** BEGIN ENTRIES PROVIDED **

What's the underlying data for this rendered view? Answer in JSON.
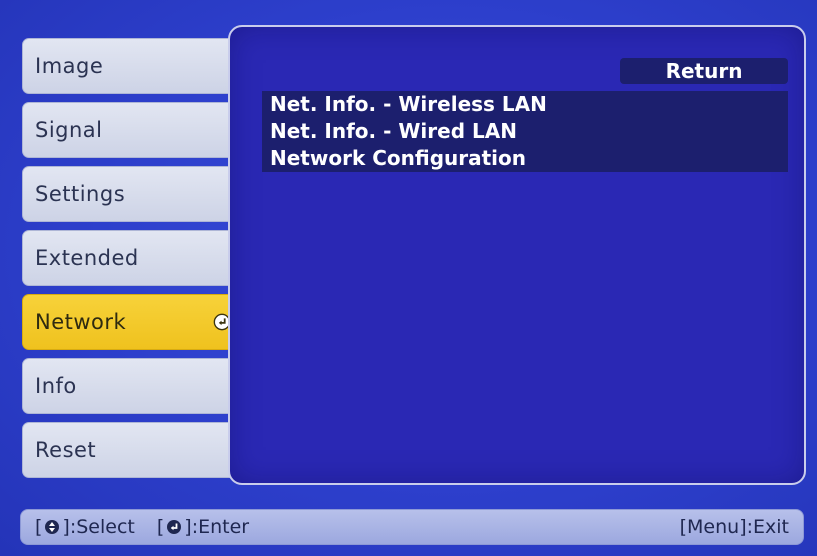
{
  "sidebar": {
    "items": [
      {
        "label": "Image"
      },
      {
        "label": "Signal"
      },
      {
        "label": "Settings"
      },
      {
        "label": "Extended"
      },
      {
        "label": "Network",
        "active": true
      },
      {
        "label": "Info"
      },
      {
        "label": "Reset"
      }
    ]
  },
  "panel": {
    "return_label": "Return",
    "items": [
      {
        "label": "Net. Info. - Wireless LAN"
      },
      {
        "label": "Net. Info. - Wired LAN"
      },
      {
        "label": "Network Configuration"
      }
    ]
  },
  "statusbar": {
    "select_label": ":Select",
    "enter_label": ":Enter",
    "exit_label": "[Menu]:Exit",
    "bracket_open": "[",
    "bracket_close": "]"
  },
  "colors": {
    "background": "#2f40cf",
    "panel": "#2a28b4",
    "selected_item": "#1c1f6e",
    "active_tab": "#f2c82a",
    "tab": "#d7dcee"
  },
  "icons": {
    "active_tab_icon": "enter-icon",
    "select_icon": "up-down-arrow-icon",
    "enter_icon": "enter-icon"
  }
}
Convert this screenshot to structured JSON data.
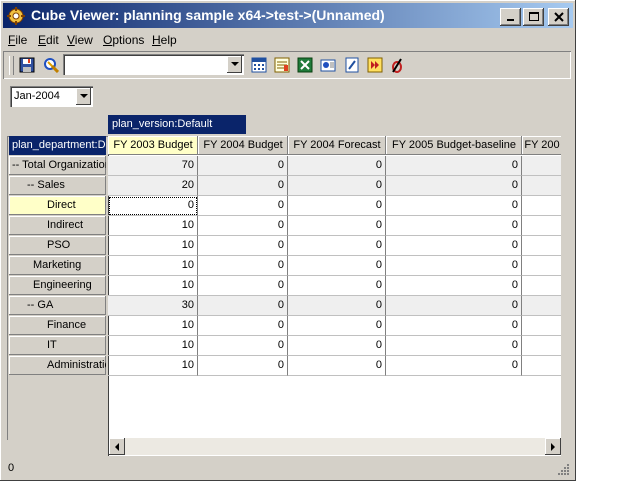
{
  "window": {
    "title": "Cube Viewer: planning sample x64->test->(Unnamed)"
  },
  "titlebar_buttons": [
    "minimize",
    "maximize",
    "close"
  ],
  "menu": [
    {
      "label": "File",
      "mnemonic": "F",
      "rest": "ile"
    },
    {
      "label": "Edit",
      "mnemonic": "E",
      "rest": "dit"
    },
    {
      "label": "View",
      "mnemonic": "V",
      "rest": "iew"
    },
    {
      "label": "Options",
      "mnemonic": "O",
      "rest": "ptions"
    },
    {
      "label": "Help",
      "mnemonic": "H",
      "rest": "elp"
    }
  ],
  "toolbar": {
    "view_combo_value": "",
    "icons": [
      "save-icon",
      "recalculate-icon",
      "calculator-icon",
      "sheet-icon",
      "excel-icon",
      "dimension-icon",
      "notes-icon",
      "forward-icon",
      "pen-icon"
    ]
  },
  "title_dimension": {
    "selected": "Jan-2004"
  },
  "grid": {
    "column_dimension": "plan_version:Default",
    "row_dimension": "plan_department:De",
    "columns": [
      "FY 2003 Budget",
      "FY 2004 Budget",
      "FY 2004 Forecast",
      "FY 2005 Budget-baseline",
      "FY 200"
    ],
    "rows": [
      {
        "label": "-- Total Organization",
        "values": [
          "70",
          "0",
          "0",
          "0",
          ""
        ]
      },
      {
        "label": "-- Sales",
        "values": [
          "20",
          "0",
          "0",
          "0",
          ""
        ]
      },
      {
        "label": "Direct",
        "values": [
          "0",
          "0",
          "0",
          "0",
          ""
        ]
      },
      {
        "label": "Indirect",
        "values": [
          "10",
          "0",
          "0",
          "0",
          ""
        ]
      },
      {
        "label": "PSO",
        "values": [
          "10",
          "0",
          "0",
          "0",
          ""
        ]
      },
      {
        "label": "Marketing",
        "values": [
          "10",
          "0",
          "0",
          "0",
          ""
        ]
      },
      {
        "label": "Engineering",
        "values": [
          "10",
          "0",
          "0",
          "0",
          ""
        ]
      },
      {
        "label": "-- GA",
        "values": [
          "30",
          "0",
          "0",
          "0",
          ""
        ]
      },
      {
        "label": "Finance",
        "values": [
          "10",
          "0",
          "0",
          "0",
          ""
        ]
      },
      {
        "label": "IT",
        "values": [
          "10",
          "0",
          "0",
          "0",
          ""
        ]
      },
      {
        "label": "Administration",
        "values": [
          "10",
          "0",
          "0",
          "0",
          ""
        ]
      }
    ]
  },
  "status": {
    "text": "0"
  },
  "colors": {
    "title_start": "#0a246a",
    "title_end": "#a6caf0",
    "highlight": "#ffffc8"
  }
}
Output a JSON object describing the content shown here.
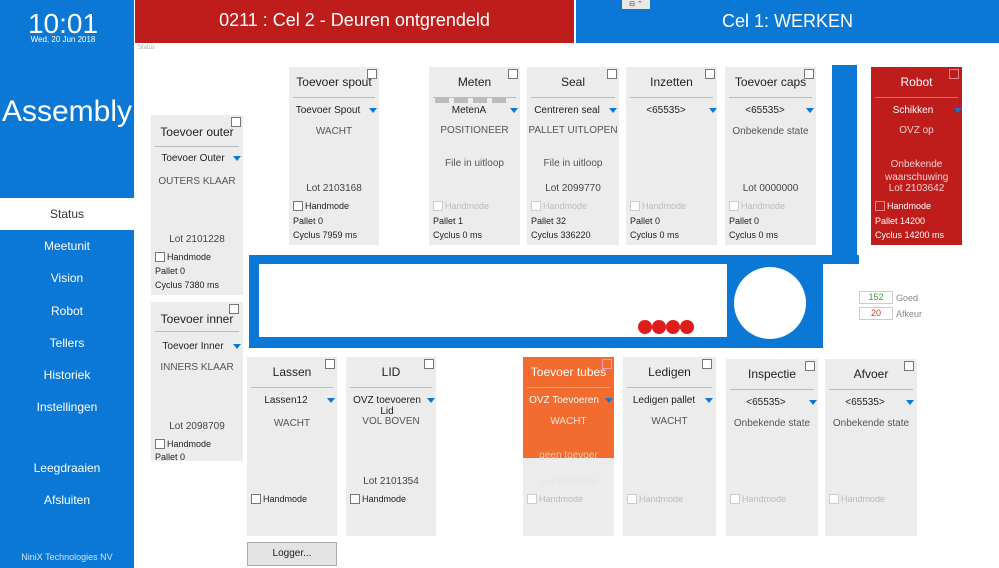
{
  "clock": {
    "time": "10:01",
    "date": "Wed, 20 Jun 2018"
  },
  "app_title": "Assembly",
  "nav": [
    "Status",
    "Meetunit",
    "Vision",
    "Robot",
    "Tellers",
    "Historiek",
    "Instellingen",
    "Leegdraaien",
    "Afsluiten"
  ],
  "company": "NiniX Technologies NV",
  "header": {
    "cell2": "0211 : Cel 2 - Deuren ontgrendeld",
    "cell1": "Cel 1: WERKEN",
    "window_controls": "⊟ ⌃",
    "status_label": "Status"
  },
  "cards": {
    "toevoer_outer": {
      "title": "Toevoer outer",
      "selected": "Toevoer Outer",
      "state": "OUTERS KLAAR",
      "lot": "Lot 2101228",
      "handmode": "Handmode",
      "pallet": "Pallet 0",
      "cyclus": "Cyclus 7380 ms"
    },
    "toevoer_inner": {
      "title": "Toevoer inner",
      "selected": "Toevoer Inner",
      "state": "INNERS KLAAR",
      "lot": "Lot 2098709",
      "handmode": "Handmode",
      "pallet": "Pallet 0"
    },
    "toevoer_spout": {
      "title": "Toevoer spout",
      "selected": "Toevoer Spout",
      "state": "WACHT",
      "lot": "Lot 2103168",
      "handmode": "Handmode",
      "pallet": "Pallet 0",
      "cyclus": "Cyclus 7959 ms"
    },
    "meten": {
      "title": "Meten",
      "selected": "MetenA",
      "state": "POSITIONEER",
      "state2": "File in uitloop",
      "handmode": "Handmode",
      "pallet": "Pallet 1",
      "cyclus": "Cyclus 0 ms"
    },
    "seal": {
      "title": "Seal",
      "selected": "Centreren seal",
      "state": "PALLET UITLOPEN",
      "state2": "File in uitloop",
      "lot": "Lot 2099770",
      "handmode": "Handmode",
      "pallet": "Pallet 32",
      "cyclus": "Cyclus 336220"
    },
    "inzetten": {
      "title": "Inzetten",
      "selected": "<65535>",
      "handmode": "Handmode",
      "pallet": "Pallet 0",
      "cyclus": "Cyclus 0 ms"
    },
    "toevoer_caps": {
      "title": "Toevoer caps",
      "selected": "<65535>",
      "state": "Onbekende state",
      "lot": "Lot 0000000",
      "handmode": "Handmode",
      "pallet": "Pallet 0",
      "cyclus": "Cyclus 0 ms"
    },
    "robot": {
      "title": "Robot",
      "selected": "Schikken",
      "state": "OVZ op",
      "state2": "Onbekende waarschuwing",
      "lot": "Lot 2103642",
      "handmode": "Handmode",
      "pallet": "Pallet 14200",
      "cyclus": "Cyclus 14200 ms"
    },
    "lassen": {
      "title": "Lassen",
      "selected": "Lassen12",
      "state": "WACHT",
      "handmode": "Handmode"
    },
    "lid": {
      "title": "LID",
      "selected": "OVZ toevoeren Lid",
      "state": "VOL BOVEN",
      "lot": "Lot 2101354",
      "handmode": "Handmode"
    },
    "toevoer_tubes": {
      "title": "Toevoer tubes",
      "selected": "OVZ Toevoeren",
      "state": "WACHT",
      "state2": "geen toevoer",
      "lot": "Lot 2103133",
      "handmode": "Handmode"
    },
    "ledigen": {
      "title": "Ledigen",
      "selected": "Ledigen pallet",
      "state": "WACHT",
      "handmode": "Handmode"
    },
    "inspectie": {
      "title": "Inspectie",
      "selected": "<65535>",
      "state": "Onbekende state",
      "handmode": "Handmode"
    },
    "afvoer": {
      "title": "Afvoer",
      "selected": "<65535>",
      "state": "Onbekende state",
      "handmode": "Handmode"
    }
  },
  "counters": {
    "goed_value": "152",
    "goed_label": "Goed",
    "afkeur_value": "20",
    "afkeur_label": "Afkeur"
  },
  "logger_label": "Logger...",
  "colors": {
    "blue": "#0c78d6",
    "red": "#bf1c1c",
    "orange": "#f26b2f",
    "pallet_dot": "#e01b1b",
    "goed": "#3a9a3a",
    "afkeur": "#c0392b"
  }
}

** END ENTRIES PROVIDED **

SHORT PROBLEM: Leave the pictures out and output the rest of the listing exactly.

FULL SOLUTION:
What's the underlying data for this rendered view? Answer in JSON.
{
  "sidebar": {
    "items": [
      {
        "label": "Image"
      },
      {
        "label": "Signal"
      },
      {
        "label": "Settings"
      },
      {
        "label": "Extended"
      },
      {
        "label": "Network",
        "active": true
      },
      {
        "label": "Info"
      },
      {
        "label": "Reset"
      }
    ]
  },
  "panel": {
    "return_label": "Return",
    "items": [
      {
        "label": "Net. Info. - Wireless LAN"
      },
      {
        "label": "Net. Info. - Wired LAN"
      },
      {
        "label": "Network Configuration"
      }
    ]
  },
  "statusbar": {
    "select_label": ":Select",
    "enter_label": ":Enter",
    "exit_label": "[Menu]:Exit",
    "bracket_open": "[",
    "bracket_close": "]"
  },
  "colors": {
    "background": "#2f40cf",
    "panel": "#2a28b4",
    "selected_item": "#1c1f6e",
    "active_tab": "#f2c82a",
    "tab": "#d7dcee"
  },
  "icons": {
    "active_tab_icon": "enter-icon",
    "select_icon": "up-down-arrow-icon",
    "enter_icon": "enter-icon"
  }
}
Convert this screenshot to structured JSON data.
{
  "window": {
    "title": "Cube Viewer: planning sample x64->test->(Unnamed)"
  },
  "titlebar_buttons": [
    "minimize",
    "maximize",
    "close"
  ],
  "menu": [
    {
      "label": "File",
      "mnemonic": "F",
      "rest": "ile"
    },
    {
      "label": "Edit",
      "mnemonic": "E",
      "rest": "dit"
    },
    {
      "label": "View",
      "mnemonic": "V",
      "rest": "iew"
    },
    {
      "label": "Options",
      "mnemonic": "O",
      "rest": "ptions"
    },
    {
      "label": "Help",
      "mnemonic": "H",
      "rest": "elp"
    }
  ],
  "toolbar": {
    "view_combo_value": "",
    "icons": [
      "save-icon",
      "recalculate-icon",
      "calculator-icon",
      "sheet-icon",
      "excel-icon",
      "dimension-icon",
      "notes-icon",
      "forward-icon",
      "pen-icon"
    ]
  },
  "title_dimension": {
    "selected": "Jan-2004"
  },
  "grid": {
    "column_dimension": "plan_version:Default",
    "row_dimension": "plan_department:De",
    "columns": [
      "FY 2003 Budget",
      "FY 2004 Budget",
      "FY 2004 Forecast",
      "FY 2005 Budget-baseline",
      "FY 200"
    ],
    "rows": [
      {
        "label": "-- Total Organization",
        "values": [
          "70",
          "0",
          "0",
          "0",
          ""
        ]
      },
      {
        "label": "-- Sales",
        "values": [
          "20",
          "0",
          "0",
          "0",
          ""
        ]
      },
      {
        "label": "Direct",
        "values": [
          "0",
          "0",
          "0",
          "0",
          ""
        ]
      },
      {
        "label": "Indirect",
        "values": [
          "10",
          "0",
          "0",
          "0",
          ""
        ]
      },
      {
        "label": "PSO",
        "values": [
          "10",
          "0",
          "0",
          "0",
          ""
        ]
      },
      {
        "label": "Marketing",
        "values": [
          "10",
          "0",
          "0",
          "0",
          ""
        ]
      },
      {
        "label": "Engineering",
        "values": [
          "10",
          "0",
          "0",
          "0",
          ""
        ]
      },
      {
        "label": "-- GA",
        "values": [
          "30",
          "0",
          "0",
          "0",
          ""
        ]
      },
      {
        "label": "Finance",
        "values": [
          "10",
          "0",
          "0",
          "0",
          ""
        ]
      },
      {
        "label": "IT",
        "values": [
          "10",
          "0",
          "0",
          "0",
          ""
        ]
      },
      {
        "label": "Administration",
        "values": [
          "10",
          "0",
          "0",
          "0",
          ""
        ]
      }
    ]
  },
  "status": {
    "text": "0"
  },
  "colors": {
    "title_start": "#0a246a",
    "title_end": "#a6caf0",
    "highlight": "#ffffc8"
  }
}
Output a JSON object describing the content shown here.
{
  "clock": {
    "time": "10:01",
    "date": "Wed, 20 Jun 2018"
  },
  "app_title": "Assembly",
  "nav": [
    "Status",
    "Meetunit",
    "Vision",
    "Robot",
    "Tellers",
    "Historiek",
    "Instellingen",
    "Leegdraaien",
    "Afsluiten"
  ],
  "company": "NiniX Technologies NV",
  "header": {
    "cell2": "0211 : Cel 2 - Deuren ontgrendeld",
    "cell1": "Cel 1: WERKEN",
    "window_controls": "⊟ ⌃",
    "status_label": "Status"
  },
  "cards": {
    "toevoer_outer": {
      "title": "Toevoer outer",
      "selected": "Toevoer Outer",
      "state": "OUTERS KLAAR",
      "lot": "Lot 2101228",
      "handmode": "Handmode",
      "pallet": "Pallet 0",
      "cyclus": "Cyclus 7380 ms"
    },
    "toevoer_inner": {
      "title": "Toevoer inner",
      "selected": "Toevoer Inner",
      "state": "INNERS KLAAR",
      "lot": "Lot 2098709",
      "handmode": "Handmode",
      "pallet": "Pallet 0"
    },
    "toevoer_spout": {
      "title": "Toevoer spout",
      "selected": "Toevoer Spout",
      "state": "WACHT",
      "lot": "Lot 2103168",
      "handmode": "Handmode",
      "pallet": "Pallet 0",
      "cyclus": "Cyclus 7959 ms"
    },
    "meten": {
      "title": "Meten",
      "selected": "MetenA",
      "state": "POSITIONEER",
      "state2": "File in uitloop",
      "handmode": "Handmode",
      "pallet": "Pallet 1",
      "cyclus": "Cyclus 0 ms"
    },
    "seal": {
      "title": "Seal",
      "selected": "Centreren seal",
      "state": "PALLET UITLOPEN",
      "state2": "File in uitloop",
      "lot": "Lot 2099770",
      "handmode": "Handmode",
      "pallet": "Pallet 32",
      "cyclus": "Cyclus 336220"
    },
    "inzetten": {
      "title": "Inzetten",
      "selected": "<65535>",
      "handmode": "Handmode",
      "pallet": "Pallet 0",
      "cyclus": "Cyclus 0 ms"
    },
    "toevoer_caps": {
      "title": "Toevoer caps",
      "selected": "<65535>",
      "state": "Onbekende state",
      "lot": "Lot 0000000",
      "handmode": "Handmode",
      "pallet": "Pallet 0",
      "cyclus": "Cyclus 0 ms"
    },
    "robot": {
      "title": "Robot",
      "selected": "Schikken",
      "state": "OVZ op",
      "state2": "Onbekende waarschuwing",
      "lot": "Lot 2103642",
      "handmode": "Handmode",
      "pallet": "Pallet 14200",
      "cyclus": "Cyclus 14200 ms"
    },
    "lassen": {
      "title": "Lassen",
      "selected": "Lassen12",
      "state": "WACHT",
      "handmode": "Handmode"
    },
    "lid": {
      "title": "LID",
      "selected": "OVZ toevoeren Lid",
      "state": "VOL BOVEN",
      "lot": "Lot 2101354",
      "handmode": "Handmode"
    },
    "toevoer_tubes": {
      "title": "Toevoer tubes",
      "selected": "OVZ Toevoeren",
      "state": "WACHT",
      "state2": "geen toevoer",
      "lot": "Lot 2103133",
      "handmode": "Handmode"
    },
    "ledigen": {
      "title": "Ledigen",
      "selected": "Ledigen pallet",
      "state": "WACHT",
      "handmode": "Handmode"
    },
    "inspectie": {
      "title": "Inspectie",
      "selected": "<65535>",
      "state": "Onbekende state",
      "handmode": "Handmode"
    },
    "afvoer": {
      "title": "Afvoer",
      "selected": "<65535>",
      "state": "Onbekende state",
      "handmode": "Handmode"
    }
  },
  "counters": {
    "goed_value": "152",
    "goed_label": "Goed",
    "afkeur_value": "20",
    "afkeur_label": "Afkeur"
  },
  "logger_label": "Logger...",
  "colors": {
    "blue": "#0c78d6",
    "red": "#bf1c1c",
    "orange": "#f26b2f",
    "pallet_dot": "#e01b1b",
    "goed": "#3a9a3a",
    "afkeur": "#c0392b"
  }
}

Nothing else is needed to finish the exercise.